-- SET TASK --
Copy the records below exactly, leaving out every picture.

— BEGIN SUPPLIED MATERIAL —

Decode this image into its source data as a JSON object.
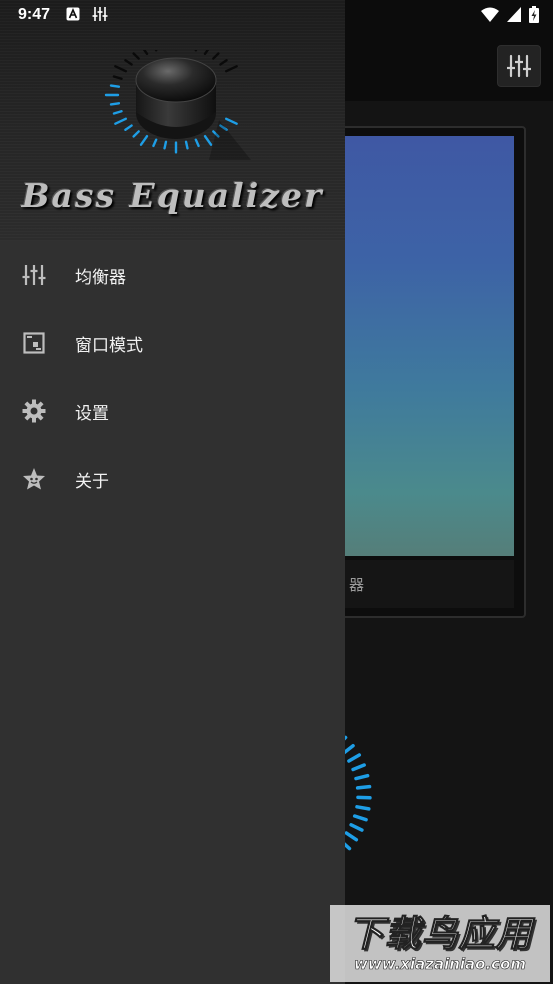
{
  "status_bar": {
    "time": "9:47",
    "left_icons": [
      "a-notification-icon",
      "equalizer-notification-icon"
    ],
    "right_icons": [
      "wifi-icon",
      "signal-icon",
      "battery-charging-icon"
    ]
  },
  "drawer": {
    "brand": "Bass Equalizer",
    "knob_accent": "#1e9ee6",
    "items": [
      {
        "label": "均衡器",
        "icon": "equalizer-icon"
      },
      {
        "label": "窗口模式",
        "icon": "window-mode-icon"
      },
      {
        "label": "设置",
        "icon": "gear-icon"
      },
      {
        "label": "关于",
        "icon": "star-face-icon"
      }
    ]
  },
  "background": {
    "card_caption": "器"
  },
  "watermark": {
    "main": "下载鸟应用",
    "url": "www.xiazainiao.com"
  }
}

— END SUPPLIED MATERIAL —

-- ANSWER TO THIS EXERCISE --
Decode this image into its source data as a JSON object.
{
  "status_bar": {
    "time": "9:47",
    "left_icons": [
      "a-notification-icon",
      "equalizer-notification-icon"
    ],
    "right_icons": [
      "wifi-icon",
      "signal-icon",
      "battery-charging-icon"
    ]
  },
  "drawer": {
    "brand": "Bass Equalizer",
    "knob_accent": "#1e9ee6",
    "items": [
      {
        "label": "均衡器",
        "icon": "equalizer-icon"
      },
      {
        "label": "窗口模式",
        "icon": "window-mode-icon"
      },
      {
        "label": "设置",
        "icon": "gear-icon"
      },
      {
        "label": "关于",
        "icon": "star-face-icon"
      }
    ]
  },
  "background": {
    "card_caption": "器"
  },
  "watermark": {
    "main": "下载鸟应用",
    "url": "www.xiazainiao.com"
  }
}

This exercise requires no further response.